[[ Text shown open ]]

I got to watch Mooney away from both the birds and the TV cameras, as he and we multitude of pilgrims followed a pair of grey seals lugged on to the island's Dollymount Strand for the extraordinary, chaotic and moving spectacle of the Irish Seal Sanctuary releasing the beasts back to the wild Irish Sea - all on (mmmmmmm) live radio. No radio show could have done justice to the scene, but none could have done better than Mooney at conveying the wonderment, the laughter and the matter-of-fact reverence for nature that filled the company of hundreds as the seals waddled from their boxes toward the surf. You might, however, have an argument with the suggestion that all the children present would have a great story to tell in school; surely half of them were laid up with colds for the week after the waves lapped around their runners while they cajoled the seals in the general direction of Liverpool.

Just so long as none of them ended up in the accident and emergency department at Dublin's Mater Hospital. Michael O'Kane spent a recent night there for Wednesday's powerful documentary, A&E (RTE Radio 1). I've done that sort of gig, without the benefit of microphones or any other journalistic pretence, and I'm glad not to have been a watcher this time - frankly, I'd rather be on the West Bank.

[[ Text shown closed ]]

→ Questions on the material:
A. Say whether each statement agrees with the radio review, answering yes or no and quoting the words that decide it. (i) The seals were released from Dollymount Strand into the Irish Sea. (ii) Michael O'Kane's documentary about a night in the accident and emergency department was made for television. (iii) The seal release went out on live radio.
B. In the radio review, which organization released the grey seals?
C. Write the next part of the radio review.
The records are separate material with no connection to the radio review.

[[ Data for analysis open ]]

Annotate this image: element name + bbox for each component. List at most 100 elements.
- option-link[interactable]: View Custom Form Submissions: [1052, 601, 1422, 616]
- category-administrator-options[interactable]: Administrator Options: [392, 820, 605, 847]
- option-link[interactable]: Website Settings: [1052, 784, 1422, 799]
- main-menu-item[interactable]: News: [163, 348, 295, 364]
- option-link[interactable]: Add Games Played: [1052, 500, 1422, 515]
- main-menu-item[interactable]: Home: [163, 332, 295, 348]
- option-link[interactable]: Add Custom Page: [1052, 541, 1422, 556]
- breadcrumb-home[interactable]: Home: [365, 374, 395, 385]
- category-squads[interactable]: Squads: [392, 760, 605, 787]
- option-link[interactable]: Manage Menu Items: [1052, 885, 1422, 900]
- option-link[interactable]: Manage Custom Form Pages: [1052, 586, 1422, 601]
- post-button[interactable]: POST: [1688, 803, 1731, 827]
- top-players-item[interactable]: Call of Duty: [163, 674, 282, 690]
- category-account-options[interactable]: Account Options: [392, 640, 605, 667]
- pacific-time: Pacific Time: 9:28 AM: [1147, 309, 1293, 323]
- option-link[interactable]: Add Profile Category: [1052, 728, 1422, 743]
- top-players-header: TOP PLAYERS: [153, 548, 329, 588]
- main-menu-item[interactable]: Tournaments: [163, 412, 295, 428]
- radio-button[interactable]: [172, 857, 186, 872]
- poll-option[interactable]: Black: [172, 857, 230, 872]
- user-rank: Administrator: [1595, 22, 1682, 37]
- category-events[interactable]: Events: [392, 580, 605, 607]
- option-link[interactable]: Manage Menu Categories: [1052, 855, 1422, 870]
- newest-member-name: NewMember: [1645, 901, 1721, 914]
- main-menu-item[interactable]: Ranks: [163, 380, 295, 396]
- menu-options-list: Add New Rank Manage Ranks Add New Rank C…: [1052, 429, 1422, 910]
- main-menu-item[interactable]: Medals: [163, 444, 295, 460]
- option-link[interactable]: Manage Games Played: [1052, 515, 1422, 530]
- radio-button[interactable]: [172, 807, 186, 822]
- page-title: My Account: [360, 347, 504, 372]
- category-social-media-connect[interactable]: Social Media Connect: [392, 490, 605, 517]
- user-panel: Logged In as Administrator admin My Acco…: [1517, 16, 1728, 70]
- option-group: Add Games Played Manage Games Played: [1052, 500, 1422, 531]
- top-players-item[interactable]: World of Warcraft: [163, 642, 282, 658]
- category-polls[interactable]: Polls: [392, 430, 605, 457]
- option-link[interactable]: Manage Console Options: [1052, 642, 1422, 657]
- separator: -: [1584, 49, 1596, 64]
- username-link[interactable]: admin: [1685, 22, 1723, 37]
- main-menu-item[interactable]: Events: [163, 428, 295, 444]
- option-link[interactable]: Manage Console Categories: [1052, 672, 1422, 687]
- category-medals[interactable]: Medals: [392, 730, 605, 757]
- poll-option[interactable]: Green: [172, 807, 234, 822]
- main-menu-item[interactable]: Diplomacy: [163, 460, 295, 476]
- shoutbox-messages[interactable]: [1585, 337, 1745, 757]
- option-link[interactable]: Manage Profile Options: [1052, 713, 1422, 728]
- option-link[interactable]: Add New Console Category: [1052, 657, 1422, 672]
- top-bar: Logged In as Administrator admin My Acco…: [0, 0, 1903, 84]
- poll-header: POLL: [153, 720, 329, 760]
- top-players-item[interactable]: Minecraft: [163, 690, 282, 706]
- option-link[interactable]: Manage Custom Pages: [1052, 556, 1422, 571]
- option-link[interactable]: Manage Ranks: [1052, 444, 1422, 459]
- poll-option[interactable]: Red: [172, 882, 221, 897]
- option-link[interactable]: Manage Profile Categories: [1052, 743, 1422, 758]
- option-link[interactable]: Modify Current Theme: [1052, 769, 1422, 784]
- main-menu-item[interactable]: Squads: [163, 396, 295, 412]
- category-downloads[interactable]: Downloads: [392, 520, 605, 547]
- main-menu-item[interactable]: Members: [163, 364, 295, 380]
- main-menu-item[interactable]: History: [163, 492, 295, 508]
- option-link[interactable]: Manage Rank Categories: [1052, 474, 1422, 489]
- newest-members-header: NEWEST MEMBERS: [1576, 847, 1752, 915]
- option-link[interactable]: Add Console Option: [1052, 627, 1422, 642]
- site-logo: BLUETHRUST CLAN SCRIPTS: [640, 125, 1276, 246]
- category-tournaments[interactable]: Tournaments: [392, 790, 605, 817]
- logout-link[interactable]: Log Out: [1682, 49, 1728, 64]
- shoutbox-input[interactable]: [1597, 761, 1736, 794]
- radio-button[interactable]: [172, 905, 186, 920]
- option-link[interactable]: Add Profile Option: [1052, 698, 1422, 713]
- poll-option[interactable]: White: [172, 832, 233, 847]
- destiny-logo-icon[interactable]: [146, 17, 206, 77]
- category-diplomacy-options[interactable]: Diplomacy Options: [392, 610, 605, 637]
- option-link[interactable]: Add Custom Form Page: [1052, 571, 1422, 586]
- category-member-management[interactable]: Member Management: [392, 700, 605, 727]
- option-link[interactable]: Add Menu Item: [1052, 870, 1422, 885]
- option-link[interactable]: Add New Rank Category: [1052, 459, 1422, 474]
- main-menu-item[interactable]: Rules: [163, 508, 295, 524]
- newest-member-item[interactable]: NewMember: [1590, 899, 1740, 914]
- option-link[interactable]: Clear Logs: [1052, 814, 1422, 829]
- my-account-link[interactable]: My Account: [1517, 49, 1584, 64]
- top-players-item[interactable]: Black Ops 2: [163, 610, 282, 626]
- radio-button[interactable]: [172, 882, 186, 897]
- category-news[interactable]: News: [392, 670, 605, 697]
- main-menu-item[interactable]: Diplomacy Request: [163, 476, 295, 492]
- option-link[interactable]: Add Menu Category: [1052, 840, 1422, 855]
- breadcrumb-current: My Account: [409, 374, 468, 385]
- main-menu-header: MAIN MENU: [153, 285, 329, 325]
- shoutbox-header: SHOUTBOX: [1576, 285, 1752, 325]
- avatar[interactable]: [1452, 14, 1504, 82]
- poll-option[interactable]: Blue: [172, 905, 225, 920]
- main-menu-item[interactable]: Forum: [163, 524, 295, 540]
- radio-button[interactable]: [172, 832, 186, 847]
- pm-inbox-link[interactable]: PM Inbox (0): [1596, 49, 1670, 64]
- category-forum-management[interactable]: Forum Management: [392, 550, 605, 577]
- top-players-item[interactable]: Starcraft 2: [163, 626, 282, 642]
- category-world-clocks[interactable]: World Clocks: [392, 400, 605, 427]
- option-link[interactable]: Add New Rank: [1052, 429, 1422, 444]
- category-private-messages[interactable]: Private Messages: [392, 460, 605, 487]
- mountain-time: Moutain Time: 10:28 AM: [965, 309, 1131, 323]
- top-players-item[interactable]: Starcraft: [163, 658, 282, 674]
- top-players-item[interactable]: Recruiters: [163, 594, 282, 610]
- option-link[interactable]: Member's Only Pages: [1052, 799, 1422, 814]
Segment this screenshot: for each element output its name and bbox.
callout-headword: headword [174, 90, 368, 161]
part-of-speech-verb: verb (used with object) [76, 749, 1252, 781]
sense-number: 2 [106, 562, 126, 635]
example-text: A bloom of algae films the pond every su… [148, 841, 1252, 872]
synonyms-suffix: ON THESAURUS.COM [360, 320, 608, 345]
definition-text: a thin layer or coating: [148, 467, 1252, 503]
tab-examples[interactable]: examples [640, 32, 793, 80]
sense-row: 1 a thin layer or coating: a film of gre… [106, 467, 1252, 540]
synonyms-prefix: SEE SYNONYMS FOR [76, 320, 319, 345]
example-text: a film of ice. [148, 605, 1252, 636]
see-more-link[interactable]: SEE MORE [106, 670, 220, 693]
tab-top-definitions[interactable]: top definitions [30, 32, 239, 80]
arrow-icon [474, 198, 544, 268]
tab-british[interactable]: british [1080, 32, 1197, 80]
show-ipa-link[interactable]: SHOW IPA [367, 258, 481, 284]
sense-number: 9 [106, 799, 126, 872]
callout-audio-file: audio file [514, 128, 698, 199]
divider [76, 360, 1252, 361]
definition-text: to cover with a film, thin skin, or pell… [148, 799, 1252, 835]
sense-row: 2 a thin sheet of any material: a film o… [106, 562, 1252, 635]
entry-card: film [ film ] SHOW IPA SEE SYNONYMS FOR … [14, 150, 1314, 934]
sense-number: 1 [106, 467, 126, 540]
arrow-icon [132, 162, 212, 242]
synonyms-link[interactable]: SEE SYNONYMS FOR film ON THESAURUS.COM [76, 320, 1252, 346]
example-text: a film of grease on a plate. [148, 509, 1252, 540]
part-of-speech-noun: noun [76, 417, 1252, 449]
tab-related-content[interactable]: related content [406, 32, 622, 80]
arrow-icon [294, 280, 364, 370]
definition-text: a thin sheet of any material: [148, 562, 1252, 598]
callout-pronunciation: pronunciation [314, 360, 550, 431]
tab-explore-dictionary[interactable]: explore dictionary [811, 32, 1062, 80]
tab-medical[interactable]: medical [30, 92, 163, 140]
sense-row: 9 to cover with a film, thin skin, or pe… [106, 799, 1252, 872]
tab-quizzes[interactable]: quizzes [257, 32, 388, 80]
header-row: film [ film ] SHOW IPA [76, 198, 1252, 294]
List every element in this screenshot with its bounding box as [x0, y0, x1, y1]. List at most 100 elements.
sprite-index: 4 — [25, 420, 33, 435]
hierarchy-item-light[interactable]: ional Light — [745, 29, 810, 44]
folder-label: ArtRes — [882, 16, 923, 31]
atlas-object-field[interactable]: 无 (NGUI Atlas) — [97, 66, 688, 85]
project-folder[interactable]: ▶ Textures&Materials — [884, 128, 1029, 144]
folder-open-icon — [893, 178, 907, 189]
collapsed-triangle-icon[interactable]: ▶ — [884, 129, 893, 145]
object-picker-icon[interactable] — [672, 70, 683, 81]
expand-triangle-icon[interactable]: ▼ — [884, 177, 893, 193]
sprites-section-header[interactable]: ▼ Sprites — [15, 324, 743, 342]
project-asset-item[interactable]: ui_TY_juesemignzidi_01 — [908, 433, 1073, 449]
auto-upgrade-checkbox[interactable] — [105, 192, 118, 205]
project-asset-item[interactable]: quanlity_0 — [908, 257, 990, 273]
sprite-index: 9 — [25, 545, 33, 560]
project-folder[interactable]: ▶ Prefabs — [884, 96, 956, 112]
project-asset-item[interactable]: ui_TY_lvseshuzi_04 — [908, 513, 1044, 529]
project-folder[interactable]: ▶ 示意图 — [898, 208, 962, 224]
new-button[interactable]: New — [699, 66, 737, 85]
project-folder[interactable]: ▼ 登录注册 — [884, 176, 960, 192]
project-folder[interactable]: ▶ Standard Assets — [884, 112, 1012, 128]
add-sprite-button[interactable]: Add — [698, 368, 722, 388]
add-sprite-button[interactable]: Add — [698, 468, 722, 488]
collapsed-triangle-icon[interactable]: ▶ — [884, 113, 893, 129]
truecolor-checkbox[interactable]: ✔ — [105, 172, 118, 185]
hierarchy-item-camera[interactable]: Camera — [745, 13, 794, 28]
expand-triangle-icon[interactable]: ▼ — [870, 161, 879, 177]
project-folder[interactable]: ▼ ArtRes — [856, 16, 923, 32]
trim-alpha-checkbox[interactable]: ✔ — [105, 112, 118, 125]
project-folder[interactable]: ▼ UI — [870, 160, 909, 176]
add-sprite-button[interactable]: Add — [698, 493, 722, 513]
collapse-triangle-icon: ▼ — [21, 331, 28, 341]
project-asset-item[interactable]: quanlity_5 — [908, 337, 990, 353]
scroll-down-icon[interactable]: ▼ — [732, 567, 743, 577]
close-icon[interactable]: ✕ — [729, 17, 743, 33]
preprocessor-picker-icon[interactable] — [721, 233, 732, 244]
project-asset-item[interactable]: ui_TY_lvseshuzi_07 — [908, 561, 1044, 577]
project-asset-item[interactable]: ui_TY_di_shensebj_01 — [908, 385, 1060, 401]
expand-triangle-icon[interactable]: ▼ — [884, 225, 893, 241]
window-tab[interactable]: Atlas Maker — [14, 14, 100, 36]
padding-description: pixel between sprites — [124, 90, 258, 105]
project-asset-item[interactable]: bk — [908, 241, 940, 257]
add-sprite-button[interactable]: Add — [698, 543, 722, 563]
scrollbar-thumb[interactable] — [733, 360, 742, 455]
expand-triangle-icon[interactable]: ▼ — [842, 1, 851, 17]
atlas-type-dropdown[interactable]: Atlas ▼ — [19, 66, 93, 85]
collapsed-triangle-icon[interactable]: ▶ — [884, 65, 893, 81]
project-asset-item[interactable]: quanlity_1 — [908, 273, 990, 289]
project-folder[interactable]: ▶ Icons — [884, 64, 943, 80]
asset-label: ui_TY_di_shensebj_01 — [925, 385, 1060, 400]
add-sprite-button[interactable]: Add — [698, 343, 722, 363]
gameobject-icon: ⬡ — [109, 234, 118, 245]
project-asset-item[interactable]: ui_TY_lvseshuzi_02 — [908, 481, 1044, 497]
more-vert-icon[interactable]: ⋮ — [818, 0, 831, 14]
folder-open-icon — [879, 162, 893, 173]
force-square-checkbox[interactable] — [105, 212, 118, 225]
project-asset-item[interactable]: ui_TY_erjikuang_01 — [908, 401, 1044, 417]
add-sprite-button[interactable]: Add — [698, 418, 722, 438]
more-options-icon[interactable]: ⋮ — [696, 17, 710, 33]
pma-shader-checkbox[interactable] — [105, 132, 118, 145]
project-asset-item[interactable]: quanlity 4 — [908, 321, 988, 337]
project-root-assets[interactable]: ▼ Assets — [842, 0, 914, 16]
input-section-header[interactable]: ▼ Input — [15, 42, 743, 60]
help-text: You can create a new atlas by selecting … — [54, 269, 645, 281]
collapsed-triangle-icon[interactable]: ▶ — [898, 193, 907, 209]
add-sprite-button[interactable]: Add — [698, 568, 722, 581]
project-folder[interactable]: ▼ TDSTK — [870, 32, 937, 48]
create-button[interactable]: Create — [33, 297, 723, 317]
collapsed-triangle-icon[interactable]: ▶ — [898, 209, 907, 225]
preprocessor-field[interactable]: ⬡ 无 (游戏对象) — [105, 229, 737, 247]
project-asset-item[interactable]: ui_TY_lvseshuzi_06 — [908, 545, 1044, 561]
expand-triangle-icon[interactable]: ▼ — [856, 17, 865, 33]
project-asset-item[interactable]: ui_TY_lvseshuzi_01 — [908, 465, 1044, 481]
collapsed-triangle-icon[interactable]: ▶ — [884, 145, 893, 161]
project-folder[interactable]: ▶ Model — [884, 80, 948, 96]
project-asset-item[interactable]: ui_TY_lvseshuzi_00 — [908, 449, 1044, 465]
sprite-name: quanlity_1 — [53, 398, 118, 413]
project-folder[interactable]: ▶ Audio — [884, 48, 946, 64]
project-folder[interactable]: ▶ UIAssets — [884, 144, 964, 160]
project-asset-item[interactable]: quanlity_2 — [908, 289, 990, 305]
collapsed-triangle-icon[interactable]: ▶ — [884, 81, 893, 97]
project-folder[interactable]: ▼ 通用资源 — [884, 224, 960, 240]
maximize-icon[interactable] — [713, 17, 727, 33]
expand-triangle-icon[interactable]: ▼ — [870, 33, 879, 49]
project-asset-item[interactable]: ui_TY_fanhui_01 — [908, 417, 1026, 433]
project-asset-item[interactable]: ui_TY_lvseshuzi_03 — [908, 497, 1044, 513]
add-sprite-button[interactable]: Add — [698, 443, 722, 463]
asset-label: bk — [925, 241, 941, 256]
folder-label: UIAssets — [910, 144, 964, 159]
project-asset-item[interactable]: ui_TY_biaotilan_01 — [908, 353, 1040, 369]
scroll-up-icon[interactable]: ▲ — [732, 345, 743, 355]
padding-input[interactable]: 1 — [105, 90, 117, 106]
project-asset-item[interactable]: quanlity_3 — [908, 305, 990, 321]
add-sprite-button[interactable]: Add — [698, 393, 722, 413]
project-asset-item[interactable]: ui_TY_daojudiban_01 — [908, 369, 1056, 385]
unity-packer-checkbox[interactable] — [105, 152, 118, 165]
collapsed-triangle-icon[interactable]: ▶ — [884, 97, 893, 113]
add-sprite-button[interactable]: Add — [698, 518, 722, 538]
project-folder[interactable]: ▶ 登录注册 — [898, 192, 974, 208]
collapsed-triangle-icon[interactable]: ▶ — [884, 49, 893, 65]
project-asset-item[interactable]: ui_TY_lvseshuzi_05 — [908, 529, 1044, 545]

[[ Data for analysis closed ]]

→ Answers to this exercise:
A.
(i) Yes: "on to the island's Dollymount Strand" and "releasing the beasts back to the wild Irish Sea"
(ii) No: "Wednesday's powerful documentary, A&E (RTE Radio 1)"
(iii) Yes: "live radio"

B. The Irish Seal Sanctuary.

C.
The Mater programme wasn't exactly fly-on-the-wall. (If it were, would it now be carrying an infectious superbug? Just idly wondering.) There were too many direct interviews and explanations interspersed to merit that label. But by the end you realised O'Kane had struck just the right balance: the interviews with doctors and nurses - mainly conducted before the night turned pure manic - put some structure on the scene, and perhaps helped convince sceptical listeners like this one that there's actual some rational basis to how a casualty department "works".

O'Kane was blessed with the mix of his interviewees. One of them was even a middle-class Radio 1 Every woman, who'd injured her finger days earlier at a party. "I told them someone stood on it, but actually I stood on it myself." OK. Need I add that she wasn't a priority for treatment? Instead, she watched the world go by her waiting-room chair: "People getting sick on themselves, people peeing on themselves. Meanwhile I'm still sitting here with this bloody finger. I just want to go down to Lillie's and get a lot of sympathy".

O'Kane was keen to hear staff compare the current Dublin scene to those abroad or in the past, and heard that it's worse. An ambulance man said there's been a notable increase in random violence in the past couple of years - don't offer a fag to that fella who asks, sure you won't? Then he started down a potentially intriguing voyeuristic route: "Then there's the conditions people live in - some of those things would frighten you also. We've seen a lot of strange and unusual things, from all perspectives over years. You just develop a sense of humour dealing with them". His colleague chimed in: "I can't add to that." Damn, I wish he had done.

There were a few references to the large numbers of hard-drug addicts in the northcity area, but on the evidence of this programme, the trouble, from assaults to mishaps to RTA's (road traffic accidents), mainly comes from what's apparently known as "an excess of C2H". Drink. The same drug also helps make the working environment all the more unpleasant: as one nurse said after a bruising verbal encounter with a pissed patient: "He claims he got hit in the face with a bottle, and I'm not surprised!"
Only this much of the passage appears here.